__Task requirements__
Read the lines below and count those that have the word "celá". Respond with the number only.

>> START Listed entries

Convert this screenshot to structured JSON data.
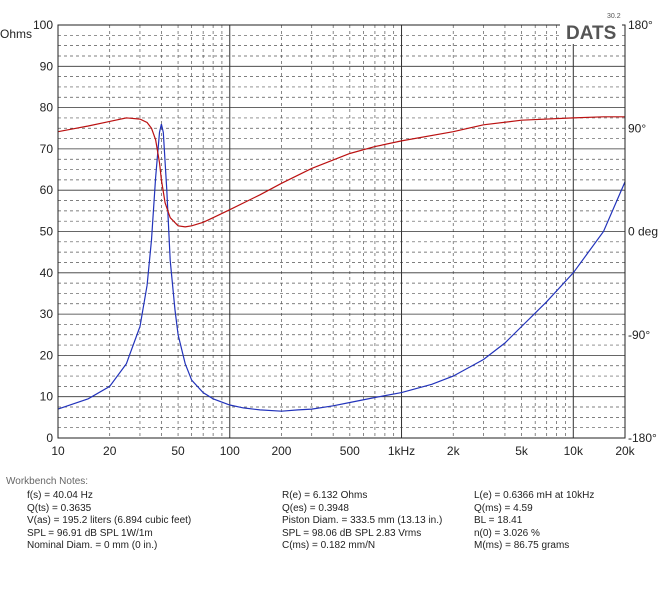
{
  "chart_data": {
    "type": "line",
    "brand": "DATS",
    "version": "30.2",
    "x_scale": "log",
    "x_range": [
      10,
      20000
    ],
    "x_ticks": [
      10,
      20,
      50,
      100,
      200,
      500,
      1000,
      2000,
      5000,
      10000,
      20000
    ],
    "x_tick_labels": [
      "10",
      "20",
      "50",
      "100",
      "200",
      "500",
      "1kHz",
      "2k",
      "5k",
      "10k",
      "20k"
    ],
    "y_range": [
      0,
      100
    ],
    "y_ticks": [
      "0",
      "10",
      "20",
      "30",
      "40",
      "50",
      "60",
      "70",
      "80",
      "90",
      "100"
    ],
    "ylabel_left": "Ohms",
    "y2_range": [
      -180,
      180
    ],
    "y2_ticks": [
      "180°",
      "90°",
      "0 deg",
      "-90°",
      "-180°"
    ],
    "grid": true,
    "series": [
      {
        "color": "#2233bb",
        "x": [
          10,
          15,
          20,
          25,
          30,
          33,
          35,
          37,
          39,
          40,
          41,
          43,
          45,
          48,
          50,
          55,
          60,
          70,
          80,
          100,
          120,
          150,
          200,
          250,
          300,
          400,
          500,
          700,
          1000,
          1500,
          2000,
          3000,
          4000,
          5000,
          7000,
          10000,
          15000,
          20000
        ],
        "y": [
          7,
          9.5,
          12.5,
          18,
          27,
          37,
          48,
          63,
          74,
          76,
          74,
          60,
          43,
          31,
          25,
          18,
          14,
          11,
          9.5,
          8,
          7.3,
          6.8,
          6.5,
          6.8,
          7,
          7.8,
          8.6,
          9.8,
          11,
          13,
          15,
          19,
          23,
          27,
          33,
          40,
          50,
          62
        ]
      },
      {
        "color": "#bb1111",
        "y_units": "degrees",
        "x": [
          10,
          15,
          20,
          25,
          30,
          33,
          35,
          37,
          39,
          40,
          42,
          45,
          50,
          55,
          60,
          70,
          80,
          100,
          150,
          200,
          300,
          500,
          700,
          1000,
          2000,
          3000,
          5000,
          10000,
          15000,
          20000
        ],
        "y": [
          87,
          92,
          96,
          99,
          98,
          95,
          90,
          80,
          60,
          45,
          25,
          12,
          5,
          4,
          5,
          8,
          12,
          19,
          32,
          42,
          55,
          68,
          74,
          79,
          87,
          93,
          97,
          99,
          100,
          100
        ]
      }
    ]
  },
  "notes": {
    "header": "Workbench Notes:",
    "col1": [
      "f(s) = 40.04 Hz",
      "Q(ts) = 0.3635",
      "V(as) = 195.2 liters  (6.894 cubic feet)",
      "SPL = 96.91 dB SPL 1W/1m",
      "Nominal Diam. = 0 mm (0 in.)"
    ],
    "col2": [
      "R(e) = 6.132 Ohms",
      "Q(es) = 0.3948",
      "Piston Diam. = 333.5 mm (13.13 in.)",
      "SPL = 98.06 dB SPL 2.83 Vrms",
      "C(ms) = 0.182 mm/N"
    ],
    "col3": [
      "L(e) = 0.6366 mH at 10kHz",
      "Q(ms) = 4.59",
      "BL = 18.41",
      "n(0) = 3.026 %",
      "M(ms) = 86.75 grams"
    ]
  }
}
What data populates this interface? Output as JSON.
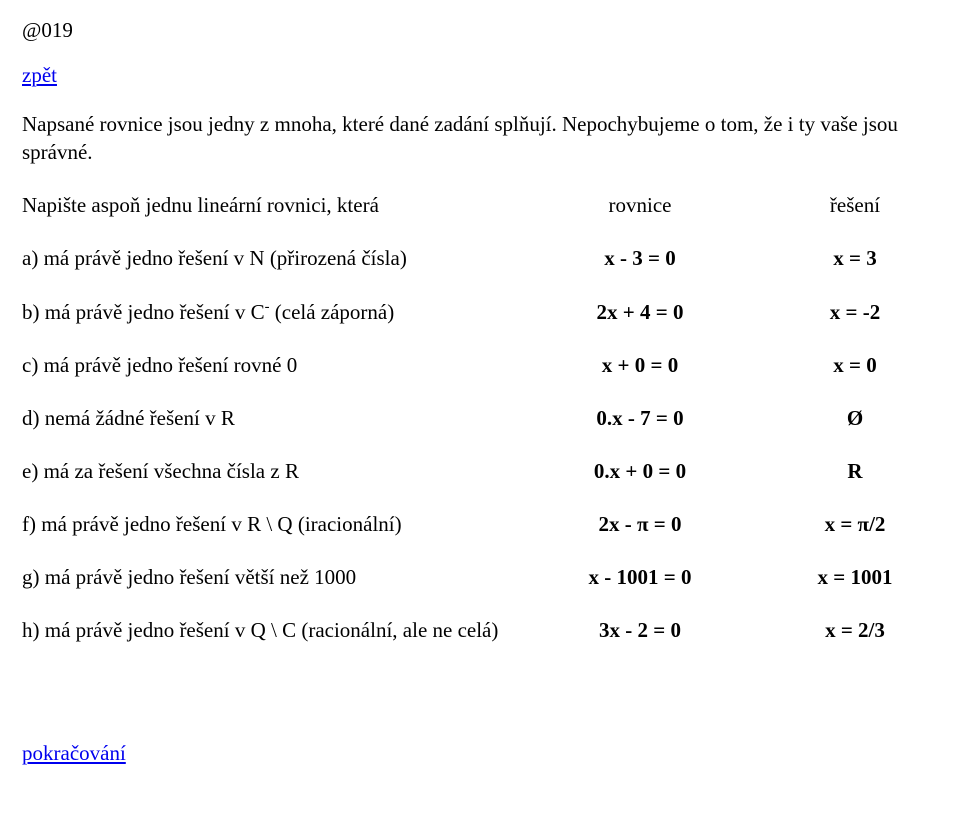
{
  "header_tag": "@019",
  "back_link": "zpět",
  "intro": "Napsané  rovnice  jsou  jedny z mnoha, které dané zadání splňují. Nepochybujeme o tom, že i ty vaše jsou správné.",
  "lead": {
    "desc": "Napište aspoň jednu lineární rovnici, která",
    "eq": "rovnice",
    "sol": "řešení"
  },
  "items": {
    "a": {
      "desc": "a) má právě jedno řešení v N (přirozená čísla)",
      "eq": "x - 3 = 0",
      "sol": "x = 3"
    },
    "b": {
      "desc_pre": "b) má právě jedno řešení v C",
      "desc_sup": "-",
      "desc_post": " (celá záporná)",
      "eq": "2x + 4 = 0",
      "sol": "x = -2"
    },
    "c": {
      "desc": "c) má právě jedno řešení rovné 0",
      "eq": "x + 0 = 0",
      "sol": "x = 0"
    },
    "d": {
      "desc": "d) nemá žádné řešení v R",
      "eq": "0.x - 7 = 0",
      "sol": "Ø"
    },
    "e": {
      "desc": "e) má za řešení všechna čísla z R",
      "eq": "0.x + 0 = 0",
      "sol": "R"
    },
    "f": {
      "desc": "f) má právě jedno řešení v R \\ Q (iracionální)",
      "eq": "2x - π = 0",
      "sol": "x = π/2"
    },
    "g": {
      "desc": "g) má právě jedno řešení větší než 1000",
      "eq": "x - 1001 = 0",
      "sol": "x = 1001"
    },
    "h": {
      "desc": "h) má právě jedno řešení v Q \\ C (racionální, ale ne celá)",
      "eq": "3x - 2 = 0",
      "sol": "x = 2/3"
    }
  },
  "continue_link": "pokračování"
}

>> END Listed entries

__Finished exercise__
2